## Excerpted records
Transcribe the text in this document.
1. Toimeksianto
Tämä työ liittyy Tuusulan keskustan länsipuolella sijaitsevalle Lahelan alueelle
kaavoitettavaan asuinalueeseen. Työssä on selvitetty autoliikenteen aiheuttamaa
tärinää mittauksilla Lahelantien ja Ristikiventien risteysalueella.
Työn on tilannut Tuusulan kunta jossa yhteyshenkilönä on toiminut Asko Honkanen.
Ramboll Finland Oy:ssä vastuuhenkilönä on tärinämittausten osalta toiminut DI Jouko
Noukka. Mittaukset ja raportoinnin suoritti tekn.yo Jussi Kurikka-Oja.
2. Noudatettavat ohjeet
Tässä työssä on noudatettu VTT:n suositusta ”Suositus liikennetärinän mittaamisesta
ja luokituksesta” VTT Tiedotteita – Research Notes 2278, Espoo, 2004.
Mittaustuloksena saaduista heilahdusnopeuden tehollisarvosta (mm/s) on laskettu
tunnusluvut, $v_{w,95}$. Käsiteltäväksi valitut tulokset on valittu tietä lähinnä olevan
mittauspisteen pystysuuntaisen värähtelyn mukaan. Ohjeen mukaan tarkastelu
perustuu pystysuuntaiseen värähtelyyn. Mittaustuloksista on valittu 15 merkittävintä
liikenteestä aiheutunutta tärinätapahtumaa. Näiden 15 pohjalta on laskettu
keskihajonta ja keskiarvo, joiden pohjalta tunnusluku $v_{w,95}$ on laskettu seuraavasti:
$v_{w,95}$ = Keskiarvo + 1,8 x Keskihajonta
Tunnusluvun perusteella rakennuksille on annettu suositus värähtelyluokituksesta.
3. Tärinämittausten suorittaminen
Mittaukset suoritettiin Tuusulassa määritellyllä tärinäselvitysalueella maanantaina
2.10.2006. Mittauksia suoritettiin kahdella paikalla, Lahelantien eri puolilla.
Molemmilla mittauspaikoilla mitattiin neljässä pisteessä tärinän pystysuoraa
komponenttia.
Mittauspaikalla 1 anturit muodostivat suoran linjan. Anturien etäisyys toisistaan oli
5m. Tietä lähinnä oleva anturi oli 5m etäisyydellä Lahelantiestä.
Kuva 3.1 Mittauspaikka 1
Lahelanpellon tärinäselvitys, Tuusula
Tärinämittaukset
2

## Work required
Search the preceding listing for the word "pohjalta" and pull out every line that holds it.

## Task response
liikenteestä aiheutunutta tärinätapahtumaa. Näiden 15 pohjalta on laskettu
keskihajonta ja keskiarvo, joiden pohjalta tunnusluku $v_{w,95}$ on laskettu seuraavasti:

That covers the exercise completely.